--- Reading passage Enclosed Below ---
GPy.kern._src.independent_outputs.index_to_slices(index)[source]

take a numpy array of integers (index) and return a nested list of slices such that the slices describe the start, stop points for each integer in the index.

e.g. >>> index = np.asarray([0,0,0,1,1,1,2,2,2]) returns >>> [[slice(0,3,None)],[slice(3,6,None)],[slice(6,9,None)]]

or, a more complicated example >>> index = np.asarray([0,0,1,1,0,2,2,2,1,1]) returns >>> [[slice(0,2,None),slice(4,5,None)],[slice(2,4,None),slice(8,10,None)],[slice(5,8,None)]]

GPy.kern._src.kern module

class GPy.kern._src.kern.CombinationKernel(kernels, name, extra_dims=[])[source]

Bases: GPy.kern._src.kern.Kern

Abstract super class for combination kernels. A combination kernel combines (a list of) kernels and works on those. Examples are the HierarchicalKernel or Add and Prod kernels.

get_input_dim_active_dims(kernels, extra_dims=None)[source]
input_sensitivity(summarize=True)[source]

If summize is true, we want to get the summerized view of the sensitivities, otherwise put everything into an array with shape (#kernels, input_dim) in the order of appearance of the kernels in the parameterized object.

parts
class GPy.kern._src.kern.Kern(input_dim, active_dims, name, useGPU=False, *a, **kw)[source]

Bases: GPy.core.parameterization.parameterized.Parameterized

K(X, X2=None, *a, **kw)[source]

Compute the kernel function.

Parameters:
  • X – the first set of inputs to the kernel
  • X2 – (optional) the second set of arguments to the kernel. If X2 is None, this is passed throgh to the ‘part’ object, which handLes this as X2 == X.
Kdiag(X, *a, **kw)[source]
add(other, name='add')[source]

Add another kernel to this one.
--- End of Enclosed Reading passage ---
--- Dataset records Enclosed Below ---
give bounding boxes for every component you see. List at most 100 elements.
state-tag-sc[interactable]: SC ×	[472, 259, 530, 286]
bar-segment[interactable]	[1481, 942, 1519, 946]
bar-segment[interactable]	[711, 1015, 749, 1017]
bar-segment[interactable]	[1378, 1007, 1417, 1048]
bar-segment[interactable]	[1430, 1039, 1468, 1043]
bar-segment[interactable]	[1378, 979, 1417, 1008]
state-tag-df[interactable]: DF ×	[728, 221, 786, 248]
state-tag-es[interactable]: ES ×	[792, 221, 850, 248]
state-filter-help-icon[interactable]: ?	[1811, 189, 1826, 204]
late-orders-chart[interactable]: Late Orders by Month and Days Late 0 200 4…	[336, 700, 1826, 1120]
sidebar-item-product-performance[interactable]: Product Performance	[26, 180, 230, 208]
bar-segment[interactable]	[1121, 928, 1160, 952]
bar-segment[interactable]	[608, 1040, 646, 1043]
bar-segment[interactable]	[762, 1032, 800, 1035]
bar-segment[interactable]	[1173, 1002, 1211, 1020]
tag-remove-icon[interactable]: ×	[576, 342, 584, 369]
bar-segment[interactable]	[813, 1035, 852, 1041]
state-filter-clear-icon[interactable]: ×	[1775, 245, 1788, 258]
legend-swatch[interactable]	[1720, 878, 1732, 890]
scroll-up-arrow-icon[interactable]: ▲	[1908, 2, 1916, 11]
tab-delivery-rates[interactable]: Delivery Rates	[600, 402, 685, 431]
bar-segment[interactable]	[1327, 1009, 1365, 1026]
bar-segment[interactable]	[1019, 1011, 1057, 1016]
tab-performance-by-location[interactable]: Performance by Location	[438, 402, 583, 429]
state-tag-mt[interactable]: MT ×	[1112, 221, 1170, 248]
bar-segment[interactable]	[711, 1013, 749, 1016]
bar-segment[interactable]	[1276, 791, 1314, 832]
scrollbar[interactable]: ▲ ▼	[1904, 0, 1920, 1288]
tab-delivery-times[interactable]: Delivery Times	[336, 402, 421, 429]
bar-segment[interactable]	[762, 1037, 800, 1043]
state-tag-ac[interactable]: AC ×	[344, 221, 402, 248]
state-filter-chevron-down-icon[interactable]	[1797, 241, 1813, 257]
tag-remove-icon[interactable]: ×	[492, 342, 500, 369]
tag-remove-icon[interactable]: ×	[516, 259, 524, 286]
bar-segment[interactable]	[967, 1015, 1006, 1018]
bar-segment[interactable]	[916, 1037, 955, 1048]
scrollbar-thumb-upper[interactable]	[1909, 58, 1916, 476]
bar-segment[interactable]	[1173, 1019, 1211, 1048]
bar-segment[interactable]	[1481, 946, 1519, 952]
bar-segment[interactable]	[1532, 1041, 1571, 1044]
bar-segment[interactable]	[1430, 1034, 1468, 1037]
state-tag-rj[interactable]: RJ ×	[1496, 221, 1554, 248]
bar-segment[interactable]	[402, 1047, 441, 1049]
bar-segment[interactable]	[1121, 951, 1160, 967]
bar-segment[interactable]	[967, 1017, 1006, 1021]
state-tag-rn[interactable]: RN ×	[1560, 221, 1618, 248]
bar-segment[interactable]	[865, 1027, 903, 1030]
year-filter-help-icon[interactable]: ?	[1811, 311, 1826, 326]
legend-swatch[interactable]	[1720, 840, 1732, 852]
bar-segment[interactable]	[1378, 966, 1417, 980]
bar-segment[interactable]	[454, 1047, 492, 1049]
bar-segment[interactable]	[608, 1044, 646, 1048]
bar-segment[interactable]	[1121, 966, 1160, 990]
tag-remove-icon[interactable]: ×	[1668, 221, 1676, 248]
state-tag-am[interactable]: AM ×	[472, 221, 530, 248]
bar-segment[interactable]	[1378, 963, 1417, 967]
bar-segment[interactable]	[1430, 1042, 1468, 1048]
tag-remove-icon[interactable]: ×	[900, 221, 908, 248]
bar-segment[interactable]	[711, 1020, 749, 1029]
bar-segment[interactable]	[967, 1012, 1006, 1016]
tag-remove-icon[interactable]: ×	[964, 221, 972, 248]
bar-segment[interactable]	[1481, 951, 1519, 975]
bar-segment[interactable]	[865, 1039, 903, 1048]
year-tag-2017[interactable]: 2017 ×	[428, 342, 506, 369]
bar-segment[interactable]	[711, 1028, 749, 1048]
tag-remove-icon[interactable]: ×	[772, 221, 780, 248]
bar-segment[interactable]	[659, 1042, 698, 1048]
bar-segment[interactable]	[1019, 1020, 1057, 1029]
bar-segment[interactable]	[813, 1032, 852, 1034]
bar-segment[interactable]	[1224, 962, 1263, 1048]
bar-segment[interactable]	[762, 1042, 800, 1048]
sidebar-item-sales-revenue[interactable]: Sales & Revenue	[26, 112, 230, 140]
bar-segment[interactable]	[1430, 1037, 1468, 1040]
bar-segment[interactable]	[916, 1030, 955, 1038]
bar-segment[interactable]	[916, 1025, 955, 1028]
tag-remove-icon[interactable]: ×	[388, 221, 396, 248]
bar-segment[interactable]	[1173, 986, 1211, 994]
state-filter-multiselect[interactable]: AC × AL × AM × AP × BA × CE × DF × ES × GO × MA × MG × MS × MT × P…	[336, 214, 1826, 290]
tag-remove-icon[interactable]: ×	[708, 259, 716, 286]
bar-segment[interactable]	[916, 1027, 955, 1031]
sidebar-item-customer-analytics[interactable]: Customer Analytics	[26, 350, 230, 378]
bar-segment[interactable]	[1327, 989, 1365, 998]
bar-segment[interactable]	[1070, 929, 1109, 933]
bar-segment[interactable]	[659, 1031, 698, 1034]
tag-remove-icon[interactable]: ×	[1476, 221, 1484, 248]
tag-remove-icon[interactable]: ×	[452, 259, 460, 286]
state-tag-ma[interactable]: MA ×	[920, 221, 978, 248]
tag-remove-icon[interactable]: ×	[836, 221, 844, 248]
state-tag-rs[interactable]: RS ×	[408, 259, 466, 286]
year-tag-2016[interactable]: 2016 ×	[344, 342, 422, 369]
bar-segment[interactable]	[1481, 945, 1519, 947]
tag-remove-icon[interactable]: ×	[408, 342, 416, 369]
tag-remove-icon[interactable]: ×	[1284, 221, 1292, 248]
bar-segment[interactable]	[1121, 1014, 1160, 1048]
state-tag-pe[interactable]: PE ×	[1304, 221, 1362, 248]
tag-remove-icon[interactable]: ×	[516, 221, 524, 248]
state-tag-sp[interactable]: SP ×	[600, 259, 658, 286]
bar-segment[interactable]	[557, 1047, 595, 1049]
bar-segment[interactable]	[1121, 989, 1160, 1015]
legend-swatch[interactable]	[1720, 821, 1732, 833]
--- End of Enclosed Dataset records ---
* Activity 1
Which kernels does the GPy documentation excerpt name as examples of combination kernels?
* Activity 2
In the GPy documentation excerpt, what is the base class of CombinationKernel?
Use only the GPy documentation excerpt, not the data.

* Exercise result 1
HierarchicalKernel, Add, Prod

* Exercise result 2
GPy.kern._src.kern.Kern